• Data listing
● ● ● ● ●
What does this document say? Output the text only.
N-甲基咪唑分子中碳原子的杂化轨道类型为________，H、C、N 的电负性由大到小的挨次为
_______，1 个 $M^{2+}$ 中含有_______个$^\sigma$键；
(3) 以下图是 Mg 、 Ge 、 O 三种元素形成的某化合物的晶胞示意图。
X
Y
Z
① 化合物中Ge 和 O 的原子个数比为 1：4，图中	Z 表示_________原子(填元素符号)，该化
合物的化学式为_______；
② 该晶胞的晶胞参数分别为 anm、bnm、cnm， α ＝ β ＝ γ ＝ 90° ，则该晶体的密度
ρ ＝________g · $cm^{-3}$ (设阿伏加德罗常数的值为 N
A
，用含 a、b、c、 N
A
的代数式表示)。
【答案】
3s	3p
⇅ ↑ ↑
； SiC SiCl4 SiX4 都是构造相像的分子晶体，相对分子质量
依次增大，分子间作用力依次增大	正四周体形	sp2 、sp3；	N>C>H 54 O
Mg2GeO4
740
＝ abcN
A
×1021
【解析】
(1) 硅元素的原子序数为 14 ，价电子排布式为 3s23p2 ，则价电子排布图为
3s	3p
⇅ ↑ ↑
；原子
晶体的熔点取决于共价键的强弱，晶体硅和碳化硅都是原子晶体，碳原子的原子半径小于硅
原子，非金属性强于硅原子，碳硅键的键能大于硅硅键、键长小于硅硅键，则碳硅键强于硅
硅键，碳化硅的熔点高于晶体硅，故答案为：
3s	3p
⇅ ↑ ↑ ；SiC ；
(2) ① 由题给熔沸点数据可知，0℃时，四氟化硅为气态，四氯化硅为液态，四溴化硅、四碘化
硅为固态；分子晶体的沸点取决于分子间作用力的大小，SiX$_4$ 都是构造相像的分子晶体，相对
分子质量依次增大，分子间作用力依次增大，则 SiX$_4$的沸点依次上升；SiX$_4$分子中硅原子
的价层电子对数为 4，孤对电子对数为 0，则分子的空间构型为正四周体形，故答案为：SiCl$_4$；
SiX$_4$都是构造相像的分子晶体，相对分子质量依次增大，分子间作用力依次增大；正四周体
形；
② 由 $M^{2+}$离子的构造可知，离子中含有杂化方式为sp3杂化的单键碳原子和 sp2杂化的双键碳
● ● ● ● ●
• Work instructions
Each entry above is to be printed again exactly.

• Response below
What does this document say? Output the text only.
N-甲基咪唑分子中碳原子的杂化轨道类型为________，H、C、N 的电负性由大到小的挨次为
_______，1 个 $M^{2+}$ 中含有_______个$^\sigma$键；
(3) 以下图是 Mg 、 Ge 、 O 三种元素形成的某化合物的晶胞示意图。
X
Y
Z
① 化合物中Ge 和 O 的原子个数比为 1：4，图中	Z 表示_________原子(填元素符号)，该化
合物的化学式为_______；
② 该晶胞的晶胞参数分别为 anm、bnm、cnm， α ＝ β ＝ γ ＝ 90° ，则该晶体的密度
ρ ＝________g · $cm^{-3}$ (设阿伏加德罗常数的值为 N
A
，用含 a、b、c、 N
A
的代数式表示)。
【答案】
3s	3p
⇅ ↑ ↑
； SiC SiCl4 SiX4 都是构造相像的分子晶体，相对分子质量
依次增大，分子间作用力依次增大	正四周体形	sp2 、sp3；	N>C>H 54 O
Mg2GeO4
740
＝ abcN
A
×1021
【解析】
(1) 硅元素的原子序数为 14 ，价电子排布式为 3s23p2 ，则价电子排布图为
3s	3p
⇅ ↑ ↑
；原子
晶体的熔点取决于共价键的强弱，晶体硅和碳化硅都是原子晶体，碳原子的原子半径小于硅
原子，非金属性强于硅原子，碳硅键的键能大于硅硅键、键长小于硅硅键，则碳硅键强于硅
硅键，碳化硅的熔点高于晶体硅，故答案为：
3s	3p
⇅ ↑ ↑ ；SiC ；
(2) ① 由题给熔沸点数据可知，0℃时，四氟化硅为气态，四氯化硅为液态，四溴化硅、四碘化
硅为固态；分子晶体的沸点取决于分子间作用力的大小，SiX$_4$ 都是构造相像的分子晶体，相对
分子质量依次增大，分子间作用力依次增大，则 SiX$_4$的沸点依次上升；SiX$_4$分子中硅原子
的价层电子对数为 4，孤对电子对数为 0，则分子的空间构型为正四周体形，故答案为：SiCl$_4$；
SiX$_4$都是构造相像的分子晶体，相对分子质量依次增大，分子间作用力依次增大；正四周体
形；
② 由 $M^{2+}$离子的构造可知，离子中含有杂化方式为sp3杂化的单键碳原子和 sp2杂化的双键碳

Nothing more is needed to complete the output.